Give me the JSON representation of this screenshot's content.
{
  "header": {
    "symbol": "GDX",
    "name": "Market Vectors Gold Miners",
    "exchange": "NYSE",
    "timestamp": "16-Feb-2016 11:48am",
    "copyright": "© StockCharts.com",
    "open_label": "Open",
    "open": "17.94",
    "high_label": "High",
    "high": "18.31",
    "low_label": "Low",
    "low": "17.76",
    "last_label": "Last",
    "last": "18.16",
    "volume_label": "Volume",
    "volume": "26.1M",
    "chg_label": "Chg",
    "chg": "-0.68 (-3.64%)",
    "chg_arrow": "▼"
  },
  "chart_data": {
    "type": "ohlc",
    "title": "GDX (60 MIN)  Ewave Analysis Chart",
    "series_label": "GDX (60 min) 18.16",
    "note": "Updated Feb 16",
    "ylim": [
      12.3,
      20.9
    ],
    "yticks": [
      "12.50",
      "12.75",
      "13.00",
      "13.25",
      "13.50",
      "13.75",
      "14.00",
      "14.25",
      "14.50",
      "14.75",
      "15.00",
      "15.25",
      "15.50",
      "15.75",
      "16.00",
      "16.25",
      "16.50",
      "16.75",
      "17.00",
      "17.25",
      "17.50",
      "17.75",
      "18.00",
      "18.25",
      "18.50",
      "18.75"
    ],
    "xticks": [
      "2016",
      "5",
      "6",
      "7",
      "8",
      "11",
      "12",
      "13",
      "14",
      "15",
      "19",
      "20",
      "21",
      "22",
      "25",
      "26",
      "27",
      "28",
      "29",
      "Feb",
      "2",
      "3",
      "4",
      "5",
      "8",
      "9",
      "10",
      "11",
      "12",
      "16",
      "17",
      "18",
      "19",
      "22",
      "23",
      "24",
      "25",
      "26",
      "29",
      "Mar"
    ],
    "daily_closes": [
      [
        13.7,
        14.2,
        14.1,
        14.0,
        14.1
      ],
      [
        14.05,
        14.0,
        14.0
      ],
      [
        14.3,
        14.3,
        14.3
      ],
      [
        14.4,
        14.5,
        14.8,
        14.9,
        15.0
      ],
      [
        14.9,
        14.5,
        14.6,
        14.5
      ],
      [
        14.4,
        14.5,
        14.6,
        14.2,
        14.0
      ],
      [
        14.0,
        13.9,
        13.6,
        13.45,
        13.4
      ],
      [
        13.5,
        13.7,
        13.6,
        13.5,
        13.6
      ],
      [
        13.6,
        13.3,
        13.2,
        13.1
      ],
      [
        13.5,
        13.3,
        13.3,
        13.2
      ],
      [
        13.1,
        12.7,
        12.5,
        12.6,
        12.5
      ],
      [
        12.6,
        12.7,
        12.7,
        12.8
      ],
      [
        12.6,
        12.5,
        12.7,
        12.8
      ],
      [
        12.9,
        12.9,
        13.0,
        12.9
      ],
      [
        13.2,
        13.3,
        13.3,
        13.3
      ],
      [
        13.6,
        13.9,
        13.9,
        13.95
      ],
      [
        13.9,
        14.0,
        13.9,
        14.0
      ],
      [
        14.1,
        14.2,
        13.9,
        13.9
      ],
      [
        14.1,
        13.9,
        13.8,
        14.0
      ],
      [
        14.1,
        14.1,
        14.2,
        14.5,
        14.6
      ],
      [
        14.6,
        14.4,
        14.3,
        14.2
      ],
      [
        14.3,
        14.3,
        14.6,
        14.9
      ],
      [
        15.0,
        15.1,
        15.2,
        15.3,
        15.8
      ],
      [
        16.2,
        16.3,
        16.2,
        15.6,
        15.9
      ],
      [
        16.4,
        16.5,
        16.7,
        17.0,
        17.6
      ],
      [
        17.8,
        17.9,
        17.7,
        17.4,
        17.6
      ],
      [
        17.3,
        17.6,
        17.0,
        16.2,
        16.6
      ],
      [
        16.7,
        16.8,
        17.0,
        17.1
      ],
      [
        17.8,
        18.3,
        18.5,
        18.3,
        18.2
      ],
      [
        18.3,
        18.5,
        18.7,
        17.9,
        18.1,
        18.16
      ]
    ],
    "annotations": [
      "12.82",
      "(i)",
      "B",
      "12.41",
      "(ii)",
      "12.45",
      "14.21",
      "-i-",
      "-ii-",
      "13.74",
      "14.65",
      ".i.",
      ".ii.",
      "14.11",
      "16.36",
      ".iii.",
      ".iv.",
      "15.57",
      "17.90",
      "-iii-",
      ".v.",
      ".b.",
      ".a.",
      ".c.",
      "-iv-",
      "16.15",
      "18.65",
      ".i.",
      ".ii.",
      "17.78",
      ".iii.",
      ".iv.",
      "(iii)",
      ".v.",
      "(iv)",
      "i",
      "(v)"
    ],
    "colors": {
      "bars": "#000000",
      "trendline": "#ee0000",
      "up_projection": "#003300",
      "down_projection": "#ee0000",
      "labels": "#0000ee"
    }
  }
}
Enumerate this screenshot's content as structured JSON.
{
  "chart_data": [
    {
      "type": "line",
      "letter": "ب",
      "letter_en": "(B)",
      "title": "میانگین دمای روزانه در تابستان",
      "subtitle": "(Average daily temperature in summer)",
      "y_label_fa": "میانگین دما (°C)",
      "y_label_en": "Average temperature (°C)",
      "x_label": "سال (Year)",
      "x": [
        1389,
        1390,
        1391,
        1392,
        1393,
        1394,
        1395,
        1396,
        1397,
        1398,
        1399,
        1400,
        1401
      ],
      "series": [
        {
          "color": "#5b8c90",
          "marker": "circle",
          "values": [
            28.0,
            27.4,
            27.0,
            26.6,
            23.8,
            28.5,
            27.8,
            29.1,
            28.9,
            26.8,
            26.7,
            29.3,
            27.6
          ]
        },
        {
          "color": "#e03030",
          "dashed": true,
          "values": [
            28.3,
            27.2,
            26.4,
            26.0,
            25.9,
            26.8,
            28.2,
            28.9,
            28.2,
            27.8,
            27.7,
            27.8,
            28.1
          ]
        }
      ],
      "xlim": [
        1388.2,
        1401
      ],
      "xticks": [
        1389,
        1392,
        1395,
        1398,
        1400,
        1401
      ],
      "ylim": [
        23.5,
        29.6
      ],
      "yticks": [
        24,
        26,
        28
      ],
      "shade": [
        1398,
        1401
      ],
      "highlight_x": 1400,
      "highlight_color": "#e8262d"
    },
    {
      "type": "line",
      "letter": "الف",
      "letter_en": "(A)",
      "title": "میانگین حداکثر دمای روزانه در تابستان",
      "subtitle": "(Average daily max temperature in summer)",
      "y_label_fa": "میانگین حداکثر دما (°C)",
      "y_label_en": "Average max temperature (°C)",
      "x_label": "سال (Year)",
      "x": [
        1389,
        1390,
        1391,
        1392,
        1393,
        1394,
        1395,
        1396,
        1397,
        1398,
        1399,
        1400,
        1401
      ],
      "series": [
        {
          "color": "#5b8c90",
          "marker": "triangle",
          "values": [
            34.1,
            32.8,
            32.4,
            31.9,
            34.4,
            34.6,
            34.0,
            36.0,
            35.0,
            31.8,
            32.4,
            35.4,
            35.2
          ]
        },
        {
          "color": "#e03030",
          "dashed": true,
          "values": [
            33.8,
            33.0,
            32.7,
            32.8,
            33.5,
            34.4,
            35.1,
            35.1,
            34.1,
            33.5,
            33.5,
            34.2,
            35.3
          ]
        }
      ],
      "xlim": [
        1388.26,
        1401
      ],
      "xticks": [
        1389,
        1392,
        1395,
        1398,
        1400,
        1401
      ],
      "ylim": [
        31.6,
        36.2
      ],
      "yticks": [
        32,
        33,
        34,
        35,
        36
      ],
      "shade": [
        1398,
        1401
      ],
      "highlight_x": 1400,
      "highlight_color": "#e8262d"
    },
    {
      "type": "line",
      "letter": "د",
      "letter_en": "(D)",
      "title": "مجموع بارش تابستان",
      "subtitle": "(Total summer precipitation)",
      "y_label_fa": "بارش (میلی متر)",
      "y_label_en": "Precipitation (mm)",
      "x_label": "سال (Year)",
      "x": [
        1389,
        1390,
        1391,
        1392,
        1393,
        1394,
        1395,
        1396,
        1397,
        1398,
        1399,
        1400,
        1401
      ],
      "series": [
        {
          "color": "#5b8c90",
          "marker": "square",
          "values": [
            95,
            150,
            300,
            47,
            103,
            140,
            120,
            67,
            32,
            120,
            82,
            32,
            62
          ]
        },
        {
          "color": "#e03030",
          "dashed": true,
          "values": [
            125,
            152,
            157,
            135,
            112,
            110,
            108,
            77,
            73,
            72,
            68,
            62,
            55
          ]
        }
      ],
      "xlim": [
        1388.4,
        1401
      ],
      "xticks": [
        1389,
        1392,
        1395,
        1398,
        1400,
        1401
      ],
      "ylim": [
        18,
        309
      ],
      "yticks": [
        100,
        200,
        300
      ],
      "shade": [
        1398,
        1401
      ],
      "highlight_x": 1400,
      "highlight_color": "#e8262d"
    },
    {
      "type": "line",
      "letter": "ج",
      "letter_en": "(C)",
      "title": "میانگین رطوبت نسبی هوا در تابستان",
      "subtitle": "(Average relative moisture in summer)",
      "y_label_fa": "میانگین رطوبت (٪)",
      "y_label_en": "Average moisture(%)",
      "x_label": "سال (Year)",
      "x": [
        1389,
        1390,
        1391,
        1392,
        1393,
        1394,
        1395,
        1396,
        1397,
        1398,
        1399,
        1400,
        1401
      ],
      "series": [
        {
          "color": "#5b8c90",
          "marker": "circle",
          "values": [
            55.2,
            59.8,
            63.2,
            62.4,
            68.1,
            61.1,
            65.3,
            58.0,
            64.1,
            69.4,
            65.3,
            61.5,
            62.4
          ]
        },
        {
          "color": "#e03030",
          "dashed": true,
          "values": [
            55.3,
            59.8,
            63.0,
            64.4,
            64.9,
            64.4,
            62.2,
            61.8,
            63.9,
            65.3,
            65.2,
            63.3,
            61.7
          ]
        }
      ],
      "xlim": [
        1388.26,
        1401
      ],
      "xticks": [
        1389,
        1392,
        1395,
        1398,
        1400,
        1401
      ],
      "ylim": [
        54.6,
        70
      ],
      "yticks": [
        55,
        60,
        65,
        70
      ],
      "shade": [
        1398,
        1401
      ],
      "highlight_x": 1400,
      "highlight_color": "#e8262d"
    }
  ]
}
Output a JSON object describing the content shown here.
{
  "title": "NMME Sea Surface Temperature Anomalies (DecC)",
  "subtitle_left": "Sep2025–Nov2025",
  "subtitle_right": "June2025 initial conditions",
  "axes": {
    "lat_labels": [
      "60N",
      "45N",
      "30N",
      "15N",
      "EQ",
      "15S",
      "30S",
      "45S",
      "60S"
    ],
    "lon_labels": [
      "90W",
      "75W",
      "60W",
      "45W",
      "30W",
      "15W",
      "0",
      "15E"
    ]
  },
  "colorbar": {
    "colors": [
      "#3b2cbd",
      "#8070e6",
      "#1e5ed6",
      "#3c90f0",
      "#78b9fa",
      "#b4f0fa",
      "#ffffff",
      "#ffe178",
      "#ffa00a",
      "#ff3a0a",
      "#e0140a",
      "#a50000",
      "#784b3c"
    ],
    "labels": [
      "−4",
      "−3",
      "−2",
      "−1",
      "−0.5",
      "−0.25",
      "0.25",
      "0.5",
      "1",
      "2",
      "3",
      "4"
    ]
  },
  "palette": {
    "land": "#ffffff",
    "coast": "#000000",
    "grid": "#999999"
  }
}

— What to do —
Copy each line of the data above that holds "summer".

— Response —
      "subtitle": "(Average daily temperature in summer)",
      "subtitle": "(Average daily max temperature in summer)",
      "subtitle": "(Total summer precipitation)",
      "subtitle": "(Average relative moisture in summer)",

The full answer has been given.